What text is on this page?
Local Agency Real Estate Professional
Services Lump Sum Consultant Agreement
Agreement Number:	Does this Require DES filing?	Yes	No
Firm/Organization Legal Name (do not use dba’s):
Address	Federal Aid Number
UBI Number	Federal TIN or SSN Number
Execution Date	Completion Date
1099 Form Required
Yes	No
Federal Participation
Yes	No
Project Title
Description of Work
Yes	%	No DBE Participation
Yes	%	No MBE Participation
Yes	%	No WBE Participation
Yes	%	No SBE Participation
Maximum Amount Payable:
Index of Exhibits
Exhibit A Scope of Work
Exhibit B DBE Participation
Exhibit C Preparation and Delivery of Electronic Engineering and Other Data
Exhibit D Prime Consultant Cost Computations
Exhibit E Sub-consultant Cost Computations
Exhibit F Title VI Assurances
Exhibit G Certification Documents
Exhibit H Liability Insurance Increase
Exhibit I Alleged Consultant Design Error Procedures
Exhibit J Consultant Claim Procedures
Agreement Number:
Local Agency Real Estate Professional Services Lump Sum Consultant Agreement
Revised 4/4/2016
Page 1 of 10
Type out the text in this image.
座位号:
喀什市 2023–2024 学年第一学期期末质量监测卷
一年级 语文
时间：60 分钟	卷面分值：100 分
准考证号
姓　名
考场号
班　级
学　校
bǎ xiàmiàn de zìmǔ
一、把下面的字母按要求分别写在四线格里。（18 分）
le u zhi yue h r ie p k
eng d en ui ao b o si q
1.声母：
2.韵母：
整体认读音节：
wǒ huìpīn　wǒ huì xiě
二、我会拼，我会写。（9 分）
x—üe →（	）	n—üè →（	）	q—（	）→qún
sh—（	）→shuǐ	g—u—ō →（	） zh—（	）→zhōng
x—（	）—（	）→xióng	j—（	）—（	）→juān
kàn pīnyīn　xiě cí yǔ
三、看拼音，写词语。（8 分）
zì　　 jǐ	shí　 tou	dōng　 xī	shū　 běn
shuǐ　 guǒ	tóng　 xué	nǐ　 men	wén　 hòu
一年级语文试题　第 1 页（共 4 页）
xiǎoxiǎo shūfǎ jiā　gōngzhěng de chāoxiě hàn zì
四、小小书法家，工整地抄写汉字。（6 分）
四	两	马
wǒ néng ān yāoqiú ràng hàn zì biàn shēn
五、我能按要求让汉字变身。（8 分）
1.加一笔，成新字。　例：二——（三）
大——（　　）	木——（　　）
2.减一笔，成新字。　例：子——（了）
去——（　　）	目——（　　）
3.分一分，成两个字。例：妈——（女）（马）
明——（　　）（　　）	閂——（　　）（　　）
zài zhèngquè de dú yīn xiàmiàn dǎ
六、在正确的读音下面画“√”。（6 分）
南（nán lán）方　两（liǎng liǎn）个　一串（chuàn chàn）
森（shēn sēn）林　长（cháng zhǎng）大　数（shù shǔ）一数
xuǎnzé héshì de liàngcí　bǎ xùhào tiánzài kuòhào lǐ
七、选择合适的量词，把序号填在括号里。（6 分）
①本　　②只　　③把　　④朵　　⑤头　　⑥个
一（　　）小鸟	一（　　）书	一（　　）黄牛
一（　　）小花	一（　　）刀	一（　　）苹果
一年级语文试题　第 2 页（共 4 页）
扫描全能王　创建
+ + + + + + +
- [Problem statement]
Look through the entries above and report each line where the string "this" occurs.

- [Task response]
What text is on this page?
Agreement Number:	Does this Require DES filing?	Yes	No
Type out the text in this image.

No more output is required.